>> start EXERCISE INPUTS
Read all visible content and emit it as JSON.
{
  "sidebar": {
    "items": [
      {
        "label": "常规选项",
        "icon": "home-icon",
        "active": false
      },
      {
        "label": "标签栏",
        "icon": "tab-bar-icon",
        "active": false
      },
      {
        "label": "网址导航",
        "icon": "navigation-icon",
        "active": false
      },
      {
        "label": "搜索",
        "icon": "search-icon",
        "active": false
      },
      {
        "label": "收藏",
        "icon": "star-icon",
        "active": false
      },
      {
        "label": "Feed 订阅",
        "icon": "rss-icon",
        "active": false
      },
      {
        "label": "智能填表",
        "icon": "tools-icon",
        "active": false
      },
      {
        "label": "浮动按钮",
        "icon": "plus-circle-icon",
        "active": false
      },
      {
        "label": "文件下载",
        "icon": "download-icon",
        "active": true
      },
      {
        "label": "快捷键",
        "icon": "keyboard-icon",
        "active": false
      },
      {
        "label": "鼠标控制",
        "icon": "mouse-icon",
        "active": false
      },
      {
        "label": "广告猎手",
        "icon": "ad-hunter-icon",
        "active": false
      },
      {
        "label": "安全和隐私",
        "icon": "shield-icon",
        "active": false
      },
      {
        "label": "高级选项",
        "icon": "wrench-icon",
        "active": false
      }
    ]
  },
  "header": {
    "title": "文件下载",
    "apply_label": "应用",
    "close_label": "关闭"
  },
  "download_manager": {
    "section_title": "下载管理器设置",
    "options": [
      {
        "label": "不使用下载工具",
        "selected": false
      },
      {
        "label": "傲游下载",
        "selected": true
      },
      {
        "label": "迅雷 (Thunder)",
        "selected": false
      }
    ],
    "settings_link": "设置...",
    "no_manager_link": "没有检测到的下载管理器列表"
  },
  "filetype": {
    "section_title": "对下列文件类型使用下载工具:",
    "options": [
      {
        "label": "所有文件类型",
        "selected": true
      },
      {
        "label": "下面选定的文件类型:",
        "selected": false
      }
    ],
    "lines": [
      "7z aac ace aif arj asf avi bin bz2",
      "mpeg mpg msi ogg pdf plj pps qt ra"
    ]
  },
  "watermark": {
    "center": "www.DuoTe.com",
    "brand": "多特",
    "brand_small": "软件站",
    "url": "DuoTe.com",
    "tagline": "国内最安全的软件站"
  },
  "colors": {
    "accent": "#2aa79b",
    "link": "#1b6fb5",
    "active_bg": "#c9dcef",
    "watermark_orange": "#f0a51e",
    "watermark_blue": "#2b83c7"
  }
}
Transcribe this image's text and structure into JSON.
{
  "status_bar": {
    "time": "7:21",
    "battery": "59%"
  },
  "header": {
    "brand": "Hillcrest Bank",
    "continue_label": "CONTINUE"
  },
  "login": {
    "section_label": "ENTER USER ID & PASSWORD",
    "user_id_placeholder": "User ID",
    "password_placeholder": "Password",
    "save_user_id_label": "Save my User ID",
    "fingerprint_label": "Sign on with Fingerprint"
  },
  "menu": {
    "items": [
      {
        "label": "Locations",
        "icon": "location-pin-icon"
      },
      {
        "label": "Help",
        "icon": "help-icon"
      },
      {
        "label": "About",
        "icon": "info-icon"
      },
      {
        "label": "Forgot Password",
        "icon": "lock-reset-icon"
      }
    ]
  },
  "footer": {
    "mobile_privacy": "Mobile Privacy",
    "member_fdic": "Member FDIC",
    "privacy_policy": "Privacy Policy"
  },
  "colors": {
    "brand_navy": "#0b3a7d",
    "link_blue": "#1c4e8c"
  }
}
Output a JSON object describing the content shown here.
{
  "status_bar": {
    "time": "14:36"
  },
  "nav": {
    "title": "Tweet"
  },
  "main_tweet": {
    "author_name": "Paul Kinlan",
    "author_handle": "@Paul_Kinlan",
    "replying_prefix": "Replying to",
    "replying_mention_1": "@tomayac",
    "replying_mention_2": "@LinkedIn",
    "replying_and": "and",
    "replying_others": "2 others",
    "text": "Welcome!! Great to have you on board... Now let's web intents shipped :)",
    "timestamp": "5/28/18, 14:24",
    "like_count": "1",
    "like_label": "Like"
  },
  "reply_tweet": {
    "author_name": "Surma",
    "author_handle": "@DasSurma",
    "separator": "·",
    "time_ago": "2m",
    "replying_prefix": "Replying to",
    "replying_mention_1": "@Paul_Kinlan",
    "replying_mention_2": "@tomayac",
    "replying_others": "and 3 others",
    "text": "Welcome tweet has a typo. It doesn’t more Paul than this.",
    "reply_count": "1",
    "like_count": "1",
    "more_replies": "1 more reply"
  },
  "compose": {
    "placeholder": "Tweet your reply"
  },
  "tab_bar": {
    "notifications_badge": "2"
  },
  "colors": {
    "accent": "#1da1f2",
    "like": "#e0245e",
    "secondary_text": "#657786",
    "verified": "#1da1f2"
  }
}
>> end EXERCISE INPUTS
THE REQUEST: Search the preceding listing for the word "JSON" and pull out every line that holds it.

WRITTEN RESPONSE:
Read all visible content and emit it as JSON.
Transcribe this image's text and structure into JSON.
Output a JSON object describing the content shown here.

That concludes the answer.